#### [Your task]
Write out the part that opens with the line containing "Bar: [179, 176, 202, 390]" and closes with the line containing "Bar: [131, 151, 154, 390]". Substitute "detached homes" for every "detached houses" and keep everything else the same.

-- start Exercise materials --

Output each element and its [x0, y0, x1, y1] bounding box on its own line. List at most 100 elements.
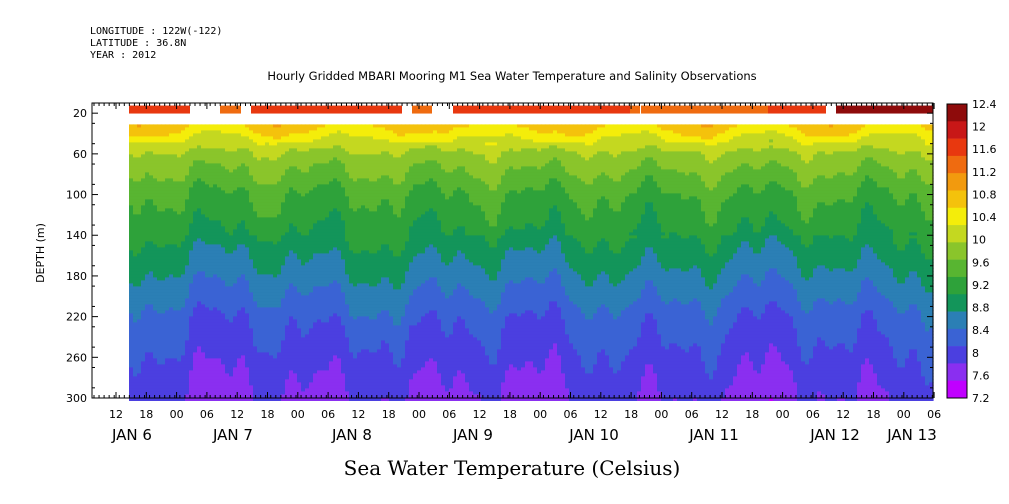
- heatmap-cell: [161, 127, 166, 131]
- heatmap-cell: [193, 250, 198, 254]
- heatmap-cell: [221, 208, 226, 212]
- heatmap-cell: [201, 385, 206, 389]
- heatmap-cell: [149, 217, 154, 221]
- heatmap-cell: [129, 295, 134, 299]
- heatmap-cell: [237, 250, 242, 254]
- heatmap-cell: [149, 259, 154, 263]
- heatmap-cell: [205, 127, 210, 131]
- heatmap-cell: [141, 265, 146, 269]
- heatmap-cell: [157, 184, 162, 188]
- heatmap-cell: [237, 370, 242, 374]
- heatmap-cell: [193, 133, 198, 137]
- heatmap-cell: [137, 292, 142, 296]
- heatmap-cell: [197, 172, 202, 176]
- heatmap-cell: [177, 169, 182, 173]
- heatmap-cell: [149, 193, 154, 197]
- heatmap-cell: [237, 151, 242, 155]
- heatmap-cell: [165, 349, 170, 353]
- heatmap-cell: [225, 316, 230, 320]
- heatmap-column: [145, 124, 150, 401]
- heatmap-cell: [229, 226, 234, 230]
- heatmap-cell: [205, 388, 210, 392]
- heatmap-cell: [157, 352, 162, 356]
- heatmap-cell: [197, 139, 202, 143]
- heatmap-cell: [165, 235, 170, 239]
- heatmap-cell: [173, 169, 178, 173]
- heatmap-cell: [169, 148, 174, 152]
- heatmap-cell: [149, 229, 154, 233]
- heatmap-cell: [241, 289, 246, 293]
- heatmap-cell: [133, 205, 138, 209]
- heatmap-cell: [169, 286, 174, 290]
- heatmap-cell: [197, 202, 202, 206]
- heatmap-cell: [161, 298, 166, 302]
- heatmap-cell: [233, 175, 238, 179]
- heatmap-cell: [173, 289, 178, 293]
- heatmap-cell: [137, 364, 142, 368]
- heatmap-cell: [177, 328, 182, 332]
- heatmap-cell: [153, 229, 158, 233]
- heatmap-cell: [173, 343, 178, 347]
- heatmap-cell: [145, 343, 150, 347]
- heatmap-cell: [177, 313, 182, 317]
- heatmap-cell: [213, 160, 218, 164]
- heatmap-cell: [141, 127, 146, 131]
- heatmap-cell: [169, 391, 174, 395]
- heatmap-cell: [153, 271, 158, 275]
- heatmap-cell: [201, 388, 206, 392]
- heatmap-cell: [169, 271, 174, 275]
- heatmap-cell: [137, 337, 142, 341]
- heatmap-cell: [225, 301, 230, 305]
- heatmap-cell: [189, 352, 194, 356]
- heatmap-cell: [189, 292, 194, 296]
- heatmap-cell: [197, 190, 202, 194]
- heatmap-cell: [217, 184, 222, 188]
- heatmap-cell: [225, 310, 230, 314]
- heatmap-cell: [233, 268, 238, 272]
- heatmap-cell: [205, 163, 210, 167]
- heatmap-column: [137, 124, 142, 401]
- heatmap-cell: [137, 367, 142, 371]
- heatmap-cell: [145, 127, 150, 131]
- heatmap-cell: [205, 241, 210, 245]
- heatmap-cell: [177, 124, 182, 128]
- heatmap-cell: [177, 202, 182, 206]
- heatmap-cell: [197, 232, 202, 236]
- heatmap-cell: [225, 319, 230, 323]
- heatmap-cell: [129, 385, 134, 389]
- heatmap-cell: [189, 199, 194, 203]
- heatmap-cell: [185, 340, 190, 344]
- heatmap-cell: [205, 310, 210, 314]
- heatmap-cell: [213, 337, 218, 341]
- heatmap-cell: [197, 379, 202, 383]
- heatmap-cell: [197, 166, 202, 170]
- heatmap-cell: [237, 223, 242, 227]
- heatmap-cell: [137, 352, 142, 356]
- heatmap-cell: [153, 154, 158, 158]
- heatmap-cell: [233, 196, 238, 200]
- heatmap-cell: [165, 259, 170, 263]
- heatmap-cell: [129, 136, 134, 140]
- heatmap-cell: [205, 202, 210, 206]
- heatmap-cell: [161, 325, 166, 329]
- heatmap-cell: [145, 235, 150, 239]
- heatmap-cell: [169, 379, 174, 383]
- heatmap-cell: [201, 133, 206, 137]
- heatmap-cell: [137, 217, 142, 221]
- heatmap-cell: [149, 310, 154, 314]
- heatmap-cell: [217, 208, 222, 212]
- heatmap-cell: [185, 376, 190, 380]
- heatmap-cell: [169, 208, 174, 212]
- heatmap-cell: [137, 130, 142, 134]
- heatmap-cell: [173, 358, 178, 362]
- heatmap-cell: [181, 352, 186, 356]
- heatmap-cell: [137, 202, 142, 206]
- heatmap-cell: [209, 208, 214, 212]
- heatmap-cell: [165, 202, 170, 206]
- heatmap-cell: [177, 394, 182, 398]
- heatmap-cell: [153, 160, 158, 164]
- heatmap-cell: [129, 361, 134, 365]
- heatmap-cell: [137, 232, 142, 236]
- heatmap-cell: [141, 283, 146, 287]
- heatmap-cell: [141, 325, 146, 329]
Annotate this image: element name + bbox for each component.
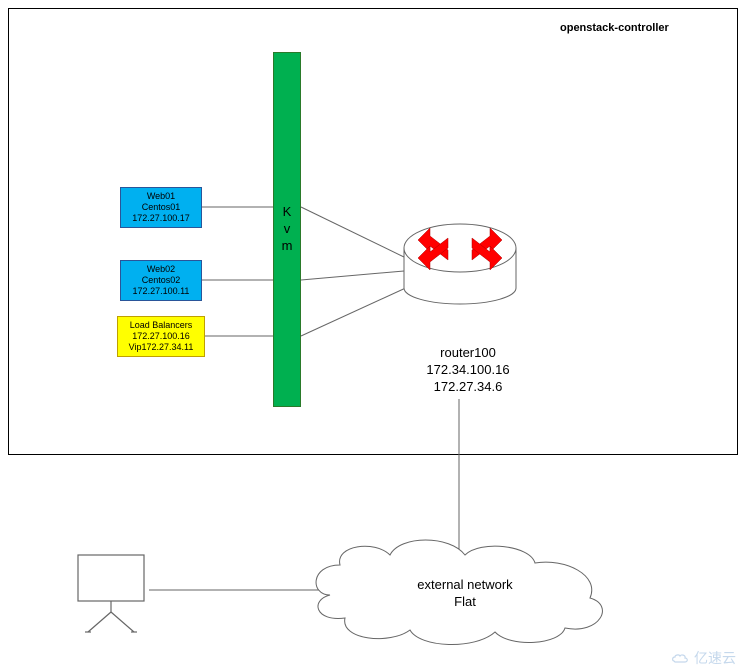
kvm-m: m: [274, 238, 300, 255]
lb-vip: Vip172.27.34.11: [118, 342, 204, 353]
router-ip2: 172.27.34.6: [418, 379, 518, 396]
router-name: router100: [418, 345, 518, 362]
web02-ip: 172.27.100.11: [121, 286, 201, 297]
web01-os: Centos01: [121, 202, 201, 213]
cloud-line2: Flat: [390, 594, 540, 611]
watermark: 亿速云: [670, 648, 736, 668]
web02-name: Web02: [121, 264, 201, 275]
screen-icon: [78, 555, 144, 632]
kvm-bar: K v m: [273, 52, 301, 407]
web01-node: Web01 Centos01 172.27.100.17: [120, 187, 202, 228]
container-title: openstack-controller: [560, 22, 669, 34]
cloud-line1: external network: [390, 577, 540, 594]
lb-node: Load Balancers 172.27.100.16 Vip172.27.3…: [117, 316, 205, 357]
web02-node: Web02 Centos02 172.27.100.11: [120, 260, 202, 301]
kvm-v: v: [274, 221, 300, 238]
cloud-label: external network Flat: [390, 577, 540, 611]
controller-container: [8, 8, 738, 455]
lb-name: Load Balancers: [118, 320, 204, 331]
web01-name: Web01: [121, 191, 201, 202]
kvm-k: K: [274, 204, 300, 221]
router-label: router100 172.34.100.16 172.27.34.6: [418, 345, 518, 396]
watermark-text: 亿速云: [694, 648, 736, 668]
lb-ip: 172.27.100.16: [118, 331, 204, 342]
router-ip1: 172.34.100.16: [418, 362, 518, 379]
web02-os: Centos02: [121, 275, 201, 286]
web01-ip: 172.27.100.17: [121, 213, 201, 224]
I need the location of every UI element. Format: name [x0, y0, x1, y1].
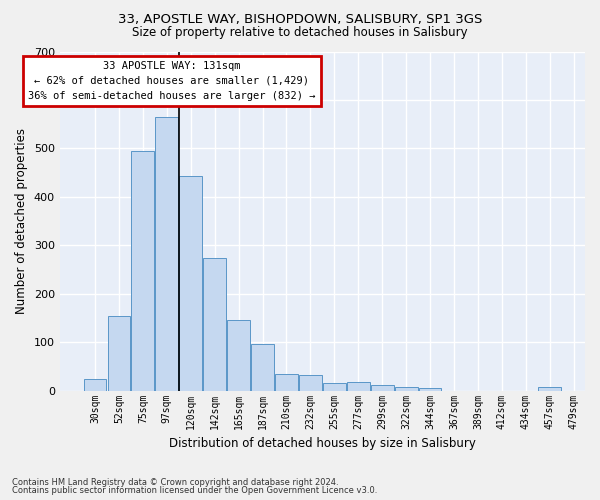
Bar: [179, 176, 202, 390]
X-axis label: Distribution of detached houses by size in Salisbury: Distribution of detached houses by size …: [169, 437, 476, 450]
Bar: [227, 320, 250, 390]
Bar: [395, 387, 418, 390]
Text: 33 APOSTLE WAY: 131sqm
← 62% of detached houses are smaller (1,429)
36% of semi-: 33 APOSTLE WAY: 131sqm ← 62% of detached…: [28, 61, 316, 101]
Text: Contains HM Land Registry data © Crown copyright and database right 2024.: Contains HM Land Registry data © Crown c…: [12, 478, 338, 487]
Bar: [275, 374, 298, 390]
Bar: [107, 316, 130, 390]
Bar: [538, 387, 561, 390]
Text: 33, APOSTLE WAY, BISHOPDOWN, SALISBURY, SP1 3GS: 33, APOSTLE WAY, BISHOPDOWN, SALISBURY, …: [118, 12, 482, 26]
Bar: [251, 344, 274, 390]
Bar: [131, 151, 154, 390]
Y-axis label: Number of detached properties: Number of detached properties: [15, 128, 28, 314]
Bar: [419, 388, 442, 390]
Bar: [155, 117, 178, 390]
Bar: [203, 258, 226, 390]
Bar: [347, 382, 370, 390]
Bar: [371, 385, 394, 390]
Bar: [323, 384, 346, 390]
Bar: [83, 378, 106, 390]
Bar: [299, 375, 322, 390]
Text: Contains public sector information licensed under the Open Government Licence v3: Contains public sector information licen…: [12, 486, 377, 495]
Text: Size of property relative to detached houses in Salisbury: Size of property relative to detached ho…: [132, 26, 468, 39]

-- end Exercise materials --

#### [Exercise solution]
Bar: [179, 176, 202, 390]
X-axis label: Distribution of detached homes by size in Salisbury: Distribution of detached homes by size …: [169, 437, 476, 450]
Bar: [227, 320, 250, 390]
Bar: [395, 387, 418, 390]
Text: 33 APOSTLE WAY: 131sqm
← 62% of detached homes are smaller (1,429)
36% of semi-: 33 APOSTLE WAY: 131sqm ← 62% of detached…: [28, 61, 316, 101]
Text: Contains HM Land Registry data © Crown copyright and database right 2024.: Contains HM Land Registry data © Crown c…: [12, 478, 338, 487]
Bar: [275, 374, 298, 390]
Bar: [107, 316, 130, 390]
Bar: [538, 387, 561, 390]
Text: 33, APOSTLE WAY, BISHOPDOWN, SALISBURY, SP1 3GS: 33, APOSTLE WAY, BISHOPDOWN, SALISBURY, …: [118, 12, 482, 26]
Bar: [251, 344, 274, 390]
Bar: [131, 151, 154, 390]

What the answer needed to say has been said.